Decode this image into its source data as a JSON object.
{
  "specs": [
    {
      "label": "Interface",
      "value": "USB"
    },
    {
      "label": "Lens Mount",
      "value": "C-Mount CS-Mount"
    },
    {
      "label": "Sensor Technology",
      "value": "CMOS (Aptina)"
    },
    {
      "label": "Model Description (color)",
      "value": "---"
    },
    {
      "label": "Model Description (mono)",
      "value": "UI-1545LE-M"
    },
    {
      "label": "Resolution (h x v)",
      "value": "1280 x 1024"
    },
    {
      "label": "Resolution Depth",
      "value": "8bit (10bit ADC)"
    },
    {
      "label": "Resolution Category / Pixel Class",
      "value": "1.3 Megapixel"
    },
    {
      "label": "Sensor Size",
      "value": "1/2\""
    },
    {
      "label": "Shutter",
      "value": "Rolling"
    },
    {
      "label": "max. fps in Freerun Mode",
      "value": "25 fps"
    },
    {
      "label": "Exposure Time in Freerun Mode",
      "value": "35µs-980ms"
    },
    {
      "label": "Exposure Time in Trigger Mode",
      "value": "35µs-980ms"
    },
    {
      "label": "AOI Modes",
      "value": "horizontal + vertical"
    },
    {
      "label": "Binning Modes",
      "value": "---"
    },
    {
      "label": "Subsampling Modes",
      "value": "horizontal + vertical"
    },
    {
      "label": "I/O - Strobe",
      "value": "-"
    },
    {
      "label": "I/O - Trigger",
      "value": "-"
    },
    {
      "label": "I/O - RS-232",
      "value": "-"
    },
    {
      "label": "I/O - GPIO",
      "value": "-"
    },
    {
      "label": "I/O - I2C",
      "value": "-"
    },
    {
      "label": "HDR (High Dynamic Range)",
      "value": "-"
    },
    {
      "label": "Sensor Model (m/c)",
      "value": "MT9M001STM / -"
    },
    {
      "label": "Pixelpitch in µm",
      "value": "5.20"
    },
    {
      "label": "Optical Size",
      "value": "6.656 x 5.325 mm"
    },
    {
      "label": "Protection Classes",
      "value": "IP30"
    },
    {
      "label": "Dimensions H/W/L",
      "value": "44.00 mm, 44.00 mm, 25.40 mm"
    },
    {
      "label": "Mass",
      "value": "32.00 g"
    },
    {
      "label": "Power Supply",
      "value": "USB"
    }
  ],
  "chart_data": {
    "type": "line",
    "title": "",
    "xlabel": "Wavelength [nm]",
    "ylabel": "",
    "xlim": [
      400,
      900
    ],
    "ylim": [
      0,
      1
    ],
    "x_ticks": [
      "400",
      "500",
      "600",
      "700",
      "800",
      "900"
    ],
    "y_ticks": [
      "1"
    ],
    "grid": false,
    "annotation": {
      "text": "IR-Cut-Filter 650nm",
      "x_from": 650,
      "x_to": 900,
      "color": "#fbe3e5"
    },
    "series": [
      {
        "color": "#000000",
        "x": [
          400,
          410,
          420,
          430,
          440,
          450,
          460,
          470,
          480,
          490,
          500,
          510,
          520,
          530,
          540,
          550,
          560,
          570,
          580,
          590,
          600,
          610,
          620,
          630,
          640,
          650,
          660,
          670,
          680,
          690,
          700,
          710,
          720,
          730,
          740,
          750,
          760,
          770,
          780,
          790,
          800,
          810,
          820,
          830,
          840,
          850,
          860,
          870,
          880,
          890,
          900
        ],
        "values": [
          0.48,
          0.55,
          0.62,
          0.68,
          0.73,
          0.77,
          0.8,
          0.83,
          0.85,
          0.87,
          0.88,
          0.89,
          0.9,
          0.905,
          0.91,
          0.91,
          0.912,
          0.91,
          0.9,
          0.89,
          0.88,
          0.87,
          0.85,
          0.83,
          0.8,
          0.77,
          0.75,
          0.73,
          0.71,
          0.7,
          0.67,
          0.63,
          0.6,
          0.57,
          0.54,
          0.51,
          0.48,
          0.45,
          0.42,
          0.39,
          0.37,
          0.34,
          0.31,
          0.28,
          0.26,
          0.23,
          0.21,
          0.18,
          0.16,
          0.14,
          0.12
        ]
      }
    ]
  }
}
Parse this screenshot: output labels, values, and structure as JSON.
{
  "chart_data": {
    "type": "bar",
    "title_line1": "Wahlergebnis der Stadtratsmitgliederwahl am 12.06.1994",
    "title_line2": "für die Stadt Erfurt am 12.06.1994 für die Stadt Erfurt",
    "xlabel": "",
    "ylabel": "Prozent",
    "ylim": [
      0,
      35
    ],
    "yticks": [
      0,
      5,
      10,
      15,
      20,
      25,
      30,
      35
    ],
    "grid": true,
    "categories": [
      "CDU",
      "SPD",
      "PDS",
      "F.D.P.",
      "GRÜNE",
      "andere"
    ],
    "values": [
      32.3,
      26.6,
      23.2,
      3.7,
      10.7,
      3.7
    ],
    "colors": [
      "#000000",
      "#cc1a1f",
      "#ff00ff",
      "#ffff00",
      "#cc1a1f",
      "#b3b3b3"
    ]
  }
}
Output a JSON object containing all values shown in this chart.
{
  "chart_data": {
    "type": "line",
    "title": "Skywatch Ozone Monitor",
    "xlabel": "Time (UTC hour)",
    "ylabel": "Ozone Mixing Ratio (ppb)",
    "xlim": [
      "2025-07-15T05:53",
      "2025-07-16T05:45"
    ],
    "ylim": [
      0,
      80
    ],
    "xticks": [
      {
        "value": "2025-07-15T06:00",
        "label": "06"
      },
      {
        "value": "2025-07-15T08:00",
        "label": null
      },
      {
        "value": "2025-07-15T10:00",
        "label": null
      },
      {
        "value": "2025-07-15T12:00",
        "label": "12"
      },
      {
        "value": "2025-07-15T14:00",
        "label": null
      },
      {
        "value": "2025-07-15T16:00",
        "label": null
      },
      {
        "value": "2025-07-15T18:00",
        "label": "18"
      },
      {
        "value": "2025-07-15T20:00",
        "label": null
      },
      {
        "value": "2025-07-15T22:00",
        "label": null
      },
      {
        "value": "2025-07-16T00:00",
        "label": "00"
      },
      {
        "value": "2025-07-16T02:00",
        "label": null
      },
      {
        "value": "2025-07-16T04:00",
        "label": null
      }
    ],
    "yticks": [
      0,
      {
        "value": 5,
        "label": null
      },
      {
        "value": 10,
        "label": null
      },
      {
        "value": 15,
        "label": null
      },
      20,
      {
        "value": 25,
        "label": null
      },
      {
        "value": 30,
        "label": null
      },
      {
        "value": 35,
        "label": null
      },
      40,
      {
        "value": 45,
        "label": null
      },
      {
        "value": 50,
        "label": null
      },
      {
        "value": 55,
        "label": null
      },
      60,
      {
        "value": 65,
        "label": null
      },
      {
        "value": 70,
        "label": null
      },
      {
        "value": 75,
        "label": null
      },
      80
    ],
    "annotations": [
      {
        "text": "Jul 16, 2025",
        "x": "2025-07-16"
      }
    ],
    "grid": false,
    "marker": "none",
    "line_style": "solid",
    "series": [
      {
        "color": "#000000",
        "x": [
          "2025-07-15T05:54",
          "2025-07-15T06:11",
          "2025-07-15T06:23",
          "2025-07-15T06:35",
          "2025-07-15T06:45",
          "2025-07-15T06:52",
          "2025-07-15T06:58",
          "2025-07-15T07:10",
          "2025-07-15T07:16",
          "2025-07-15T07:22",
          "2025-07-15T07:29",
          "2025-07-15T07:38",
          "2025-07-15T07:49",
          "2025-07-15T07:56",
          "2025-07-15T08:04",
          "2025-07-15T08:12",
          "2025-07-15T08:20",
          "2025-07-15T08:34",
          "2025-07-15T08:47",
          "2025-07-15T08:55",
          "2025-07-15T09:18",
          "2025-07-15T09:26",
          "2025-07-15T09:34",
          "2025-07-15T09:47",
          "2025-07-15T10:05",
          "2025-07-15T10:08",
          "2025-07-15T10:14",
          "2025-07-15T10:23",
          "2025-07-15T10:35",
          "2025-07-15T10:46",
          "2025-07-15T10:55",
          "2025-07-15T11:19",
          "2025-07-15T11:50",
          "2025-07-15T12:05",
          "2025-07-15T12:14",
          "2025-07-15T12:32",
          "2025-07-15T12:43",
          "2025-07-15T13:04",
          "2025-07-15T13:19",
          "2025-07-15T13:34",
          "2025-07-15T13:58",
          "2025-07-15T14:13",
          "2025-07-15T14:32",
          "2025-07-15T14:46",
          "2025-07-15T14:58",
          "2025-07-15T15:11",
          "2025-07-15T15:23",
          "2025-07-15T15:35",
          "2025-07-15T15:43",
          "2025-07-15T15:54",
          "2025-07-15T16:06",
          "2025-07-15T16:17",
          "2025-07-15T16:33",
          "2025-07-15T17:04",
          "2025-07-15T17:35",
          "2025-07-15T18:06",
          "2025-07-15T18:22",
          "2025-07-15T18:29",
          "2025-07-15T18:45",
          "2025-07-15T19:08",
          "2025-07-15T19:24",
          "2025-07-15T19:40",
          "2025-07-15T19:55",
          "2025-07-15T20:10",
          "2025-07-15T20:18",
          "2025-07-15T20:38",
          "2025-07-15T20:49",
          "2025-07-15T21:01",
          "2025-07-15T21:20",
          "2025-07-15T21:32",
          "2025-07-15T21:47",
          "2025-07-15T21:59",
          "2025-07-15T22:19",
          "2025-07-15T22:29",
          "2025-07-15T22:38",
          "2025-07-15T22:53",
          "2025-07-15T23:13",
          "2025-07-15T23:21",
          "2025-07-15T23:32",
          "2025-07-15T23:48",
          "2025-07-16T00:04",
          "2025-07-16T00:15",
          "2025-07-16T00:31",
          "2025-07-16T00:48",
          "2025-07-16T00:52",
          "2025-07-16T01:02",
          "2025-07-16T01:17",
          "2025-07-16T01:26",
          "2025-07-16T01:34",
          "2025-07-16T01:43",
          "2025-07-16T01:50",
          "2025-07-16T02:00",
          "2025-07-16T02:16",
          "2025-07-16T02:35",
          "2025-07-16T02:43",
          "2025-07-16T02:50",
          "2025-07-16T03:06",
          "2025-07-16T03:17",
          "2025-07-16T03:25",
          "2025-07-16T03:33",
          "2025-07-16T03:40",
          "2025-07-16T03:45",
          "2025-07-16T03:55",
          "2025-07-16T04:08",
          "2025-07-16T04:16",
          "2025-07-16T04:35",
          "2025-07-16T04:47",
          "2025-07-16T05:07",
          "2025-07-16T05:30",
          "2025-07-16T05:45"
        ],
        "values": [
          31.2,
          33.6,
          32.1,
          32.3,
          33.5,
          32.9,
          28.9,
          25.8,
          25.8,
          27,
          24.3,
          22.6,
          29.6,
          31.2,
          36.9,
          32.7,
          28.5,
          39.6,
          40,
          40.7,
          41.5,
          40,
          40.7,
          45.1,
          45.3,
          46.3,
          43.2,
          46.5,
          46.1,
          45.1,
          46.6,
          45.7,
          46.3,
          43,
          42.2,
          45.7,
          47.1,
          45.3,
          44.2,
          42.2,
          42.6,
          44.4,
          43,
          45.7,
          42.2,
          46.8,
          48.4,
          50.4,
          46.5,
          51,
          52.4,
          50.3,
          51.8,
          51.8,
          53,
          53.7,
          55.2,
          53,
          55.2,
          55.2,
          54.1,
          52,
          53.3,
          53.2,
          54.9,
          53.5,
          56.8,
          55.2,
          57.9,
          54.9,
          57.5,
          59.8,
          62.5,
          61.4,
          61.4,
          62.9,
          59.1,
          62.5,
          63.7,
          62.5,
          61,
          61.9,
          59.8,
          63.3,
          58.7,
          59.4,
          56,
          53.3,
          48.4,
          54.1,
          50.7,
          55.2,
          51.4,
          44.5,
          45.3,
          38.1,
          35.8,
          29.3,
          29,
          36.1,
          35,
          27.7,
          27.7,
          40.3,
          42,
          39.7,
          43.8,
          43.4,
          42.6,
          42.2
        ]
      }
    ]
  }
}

• Exercise details: Determine the number of lines in the entries above where the string "Ozone" appears. Answer with the number alone.

• Expected answer: 2